◆ **EXERCISE TASK**: Search the listing below for the string "hydrogen" and show each line that contains it.

◆ **INPUT**:
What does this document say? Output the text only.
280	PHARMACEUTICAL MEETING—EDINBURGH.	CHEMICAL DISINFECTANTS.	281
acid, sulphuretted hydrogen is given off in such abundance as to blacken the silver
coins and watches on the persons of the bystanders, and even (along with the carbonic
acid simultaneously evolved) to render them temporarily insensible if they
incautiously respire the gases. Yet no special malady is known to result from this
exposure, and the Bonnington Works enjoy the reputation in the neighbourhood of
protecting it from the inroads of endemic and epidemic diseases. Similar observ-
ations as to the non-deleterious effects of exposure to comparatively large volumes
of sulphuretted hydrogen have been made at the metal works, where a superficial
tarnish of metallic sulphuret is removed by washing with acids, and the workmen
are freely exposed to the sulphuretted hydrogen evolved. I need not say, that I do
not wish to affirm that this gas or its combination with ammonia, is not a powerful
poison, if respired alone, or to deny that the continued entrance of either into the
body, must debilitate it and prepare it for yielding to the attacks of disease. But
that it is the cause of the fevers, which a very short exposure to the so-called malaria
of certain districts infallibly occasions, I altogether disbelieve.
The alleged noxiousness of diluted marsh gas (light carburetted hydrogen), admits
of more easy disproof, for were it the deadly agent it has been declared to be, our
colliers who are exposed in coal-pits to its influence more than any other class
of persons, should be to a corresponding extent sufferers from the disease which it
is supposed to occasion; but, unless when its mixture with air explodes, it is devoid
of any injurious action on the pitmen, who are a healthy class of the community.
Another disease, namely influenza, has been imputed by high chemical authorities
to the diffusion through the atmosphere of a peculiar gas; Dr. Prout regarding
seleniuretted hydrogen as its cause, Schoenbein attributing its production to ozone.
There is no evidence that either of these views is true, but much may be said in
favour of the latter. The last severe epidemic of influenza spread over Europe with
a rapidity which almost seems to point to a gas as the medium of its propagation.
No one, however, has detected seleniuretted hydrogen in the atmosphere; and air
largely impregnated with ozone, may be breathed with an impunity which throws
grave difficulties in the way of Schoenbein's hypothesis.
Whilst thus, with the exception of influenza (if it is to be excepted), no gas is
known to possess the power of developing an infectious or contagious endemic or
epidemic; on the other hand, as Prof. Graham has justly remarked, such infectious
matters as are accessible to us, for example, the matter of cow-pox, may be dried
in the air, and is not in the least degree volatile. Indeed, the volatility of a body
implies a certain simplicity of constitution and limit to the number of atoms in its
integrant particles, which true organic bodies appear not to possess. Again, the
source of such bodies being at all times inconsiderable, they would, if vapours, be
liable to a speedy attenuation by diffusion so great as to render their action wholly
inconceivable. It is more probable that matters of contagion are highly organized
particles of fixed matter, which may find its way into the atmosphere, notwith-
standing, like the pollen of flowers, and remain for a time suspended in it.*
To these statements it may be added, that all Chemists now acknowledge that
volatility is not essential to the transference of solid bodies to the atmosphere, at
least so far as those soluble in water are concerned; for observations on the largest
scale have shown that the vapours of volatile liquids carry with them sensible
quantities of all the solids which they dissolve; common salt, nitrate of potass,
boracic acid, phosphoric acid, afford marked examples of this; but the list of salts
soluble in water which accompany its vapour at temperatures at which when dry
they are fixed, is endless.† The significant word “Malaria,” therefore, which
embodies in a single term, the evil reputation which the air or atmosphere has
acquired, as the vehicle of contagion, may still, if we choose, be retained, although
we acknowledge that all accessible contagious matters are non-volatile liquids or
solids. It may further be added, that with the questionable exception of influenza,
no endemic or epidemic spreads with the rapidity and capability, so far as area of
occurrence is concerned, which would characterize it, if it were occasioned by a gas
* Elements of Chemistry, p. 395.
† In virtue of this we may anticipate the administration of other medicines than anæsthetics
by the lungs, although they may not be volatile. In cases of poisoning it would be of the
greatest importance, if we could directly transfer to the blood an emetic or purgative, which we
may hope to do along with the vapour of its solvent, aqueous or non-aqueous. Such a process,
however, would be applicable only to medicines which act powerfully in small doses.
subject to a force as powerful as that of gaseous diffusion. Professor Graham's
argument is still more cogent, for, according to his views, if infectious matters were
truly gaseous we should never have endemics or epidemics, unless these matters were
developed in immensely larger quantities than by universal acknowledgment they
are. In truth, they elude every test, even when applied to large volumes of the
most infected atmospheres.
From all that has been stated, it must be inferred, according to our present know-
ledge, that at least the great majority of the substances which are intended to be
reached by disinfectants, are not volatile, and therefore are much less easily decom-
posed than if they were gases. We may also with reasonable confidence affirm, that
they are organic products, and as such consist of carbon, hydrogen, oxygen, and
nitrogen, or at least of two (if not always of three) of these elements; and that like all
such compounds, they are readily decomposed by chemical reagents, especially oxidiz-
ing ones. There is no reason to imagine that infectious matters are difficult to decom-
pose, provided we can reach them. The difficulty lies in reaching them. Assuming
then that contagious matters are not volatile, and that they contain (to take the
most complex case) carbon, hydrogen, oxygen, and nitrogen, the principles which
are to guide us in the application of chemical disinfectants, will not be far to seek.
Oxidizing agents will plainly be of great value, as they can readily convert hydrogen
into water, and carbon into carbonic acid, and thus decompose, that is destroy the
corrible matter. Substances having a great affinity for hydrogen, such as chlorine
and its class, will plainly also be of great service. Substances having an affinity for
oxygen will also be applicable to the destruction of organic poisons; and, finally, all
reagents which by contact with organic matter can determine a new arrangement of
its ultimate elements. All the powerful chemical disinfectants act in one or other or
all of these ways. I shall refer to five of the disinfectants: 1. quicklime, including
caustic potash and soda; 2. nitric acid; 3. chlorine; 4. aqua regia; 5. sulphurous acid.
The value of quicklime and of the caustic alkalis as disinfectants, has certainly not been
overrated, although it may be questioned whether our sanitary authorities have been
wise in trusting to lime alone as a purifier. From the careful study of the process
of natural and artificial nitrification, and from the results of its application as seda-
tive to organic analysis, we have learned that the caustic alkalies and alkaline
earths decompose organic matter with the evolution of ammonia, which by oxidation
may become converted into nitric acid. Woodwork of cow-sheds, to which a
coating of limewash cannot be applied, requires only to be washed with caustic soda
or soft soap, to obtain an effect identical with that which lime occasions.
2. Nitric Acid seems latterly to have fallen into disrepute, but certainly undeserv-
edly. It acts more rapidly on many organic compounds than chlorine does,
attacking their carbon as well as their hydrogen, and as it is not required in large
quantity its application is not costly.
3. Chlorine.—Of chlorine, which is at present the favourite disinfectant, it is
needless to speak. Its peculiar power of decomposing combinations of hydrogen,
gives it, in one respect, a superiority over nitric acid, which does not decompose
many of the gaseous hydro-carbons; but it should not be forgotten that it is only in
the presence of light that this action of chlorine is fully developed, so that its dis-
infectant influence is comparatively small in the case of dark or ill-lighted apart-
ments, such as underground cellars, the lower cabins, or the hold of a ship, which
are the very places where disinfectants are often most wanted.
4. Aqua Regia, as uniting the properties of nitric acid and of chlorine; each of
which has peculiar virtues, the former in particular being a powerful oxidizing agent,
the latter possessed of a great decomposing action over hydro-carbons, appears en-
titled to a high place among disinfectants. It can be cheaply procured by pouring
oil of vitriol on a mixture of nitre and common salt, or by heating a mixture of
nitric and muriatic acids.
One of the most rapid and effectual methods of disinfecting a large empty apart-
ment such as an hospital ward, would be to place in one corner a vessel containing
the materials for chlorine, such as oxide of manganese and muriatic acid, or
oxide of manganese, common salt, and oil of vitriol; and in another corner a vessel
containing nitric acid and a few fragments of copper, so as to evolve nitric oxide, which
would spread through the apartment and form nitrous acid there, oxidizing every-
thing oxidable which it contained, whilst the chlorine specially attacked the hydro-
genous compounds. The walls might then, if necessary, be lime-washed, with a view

◆ **RESULT**:
acid, sulphuretted hydrogen is given off in such abundance as to blacken the silver
of sulphuretted hydrogen have been made at the metal works, where a superficial
are freely exposed to the sulphuretted hydrogen evolved. I need not say, that I do
The alleged noxiousness of diluted marsh gas (light carburetted hydrogen), admits
seleniuretted hydrogen as its cause, Schoenbein attributing its production to ozone.
No one, however, has detected seleniuretted hydrogen in the atmosphere; and air
they are organic products, and as such consist of carbon, hydrogen, oxygen, and
most complex case) carbon, hydrogen, oxygen, and nitrogen, the principles which
Oxidizing agents will plainly be of great value, as they can readily convert hydrogen
corrible matter. Substances having a great affinity for hydrogen, such as chlorine
attacking their carbon as well as their hydrogen, and as it is not required in large
needless to speak. Its peculiar power of decomposing combinations of hydrogen,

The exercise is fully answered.